**Texte fourni:**

----------

Dans son Rapport sur l'instruction publique présenté à l'Assemblée nationale législative les 20 & 21 avril 1792 », le Marquis de Condorcet affirmait « qu'il ne peut y avoir d'égalité si tous ne peuvent acquérir des idées justes sur les objets dont la connaissance est nécessaire à la conduite de leur vie » ; présageant ainsi du rôle fondamental que devait tenir l'instruction du peuple dans la formation du citoyen ainsi que dans l'apprentissage et l'exercice de leurs droits et devoirs envers l'État.
Lorsque le 10 avril 1870, Jules Ferry député de l'Assemblée législative, prononce à la salle Molière du Palais Bourbon, son célèbre discours dit « De l'égalité de l'éducation », il s'inspire en partie du rapport qu'avait présenté le Marquis de Condorcet plus d'un siècle auparavant, et énonce quels doivent être les fondements de la future École républicaine.
Ferry avocat de formation, lors de cette conférence, développe un plaidoyer extrêmement critique envers le système d'instruction mis en place dans le cadre de la loi Falloux du 15 mars 1850, par lequel le contrôle de l'éducation était monopolisé par l'Église catholique. Le discours partisan de la création de l'École républicaine intervient en outre dans un contexte délicat.

----------

**Extrait de données:**

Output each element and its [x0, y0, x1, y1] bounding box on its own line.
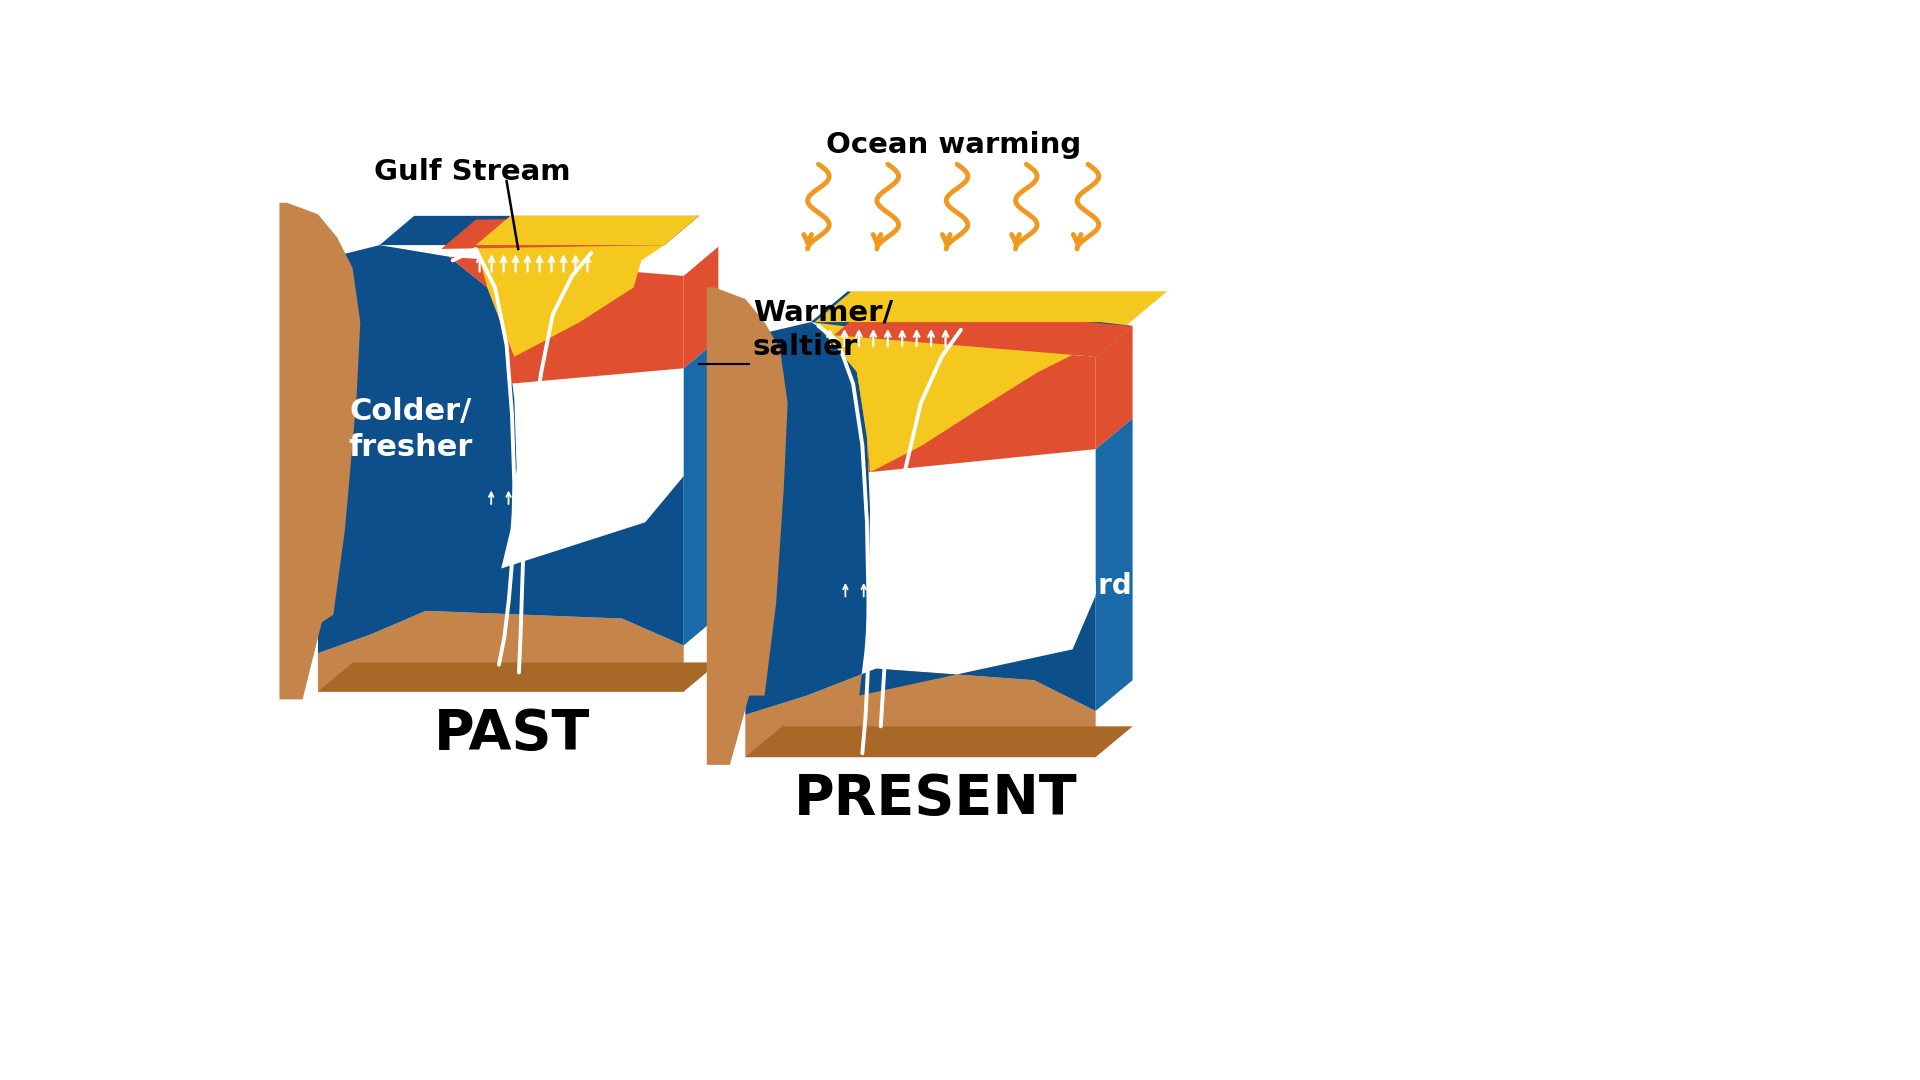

----------

**Consignes:**
A. D'après le texte sur l'École républicaine, à quelle date Jules Ferry prononce-t-il son discours « De l'égalité de l'éducation » ?
B. Reprenez, s'il vous plaît, le texte sur l'École républicaine après sa dernière phrase et poursuivez-le.
Les matériaux sont distincts du texte sur l'École républicaine.

**Réponses:**
A. Le 10 avril 1870.

B.
Pour Jules Ferry, ce discours, qu'il érige en serment, vise à redéfinir la nature et le rôle de l'institution éducative dans la société française. Doit-on laisser l'éducation sous la tutelle de l'Église ? Doit-on exclure l'institution religieuse de ce domaine au profit de l'État dès lors qu'elle est une force politique concurrente des autorités publiques contemporaines ?
Ce plaidoyer pour l'École républicaine est révélateur de l'idéologie naissante de ce qui sera l'un des leitmotive de la IIIe République, à savoir la lutte contre le cléricalisme, donc de l'existence de l'Église catholique en tant que force politique influente sur l'échiquier politique français.
L'enjeu est de savoir comment l'État doit se réapproprier le monopole de l'éducation afin d'établir le socle d'une école républicaine et laïque, à l'instar de ce que préconisait un siècle plus tôt Condorcet.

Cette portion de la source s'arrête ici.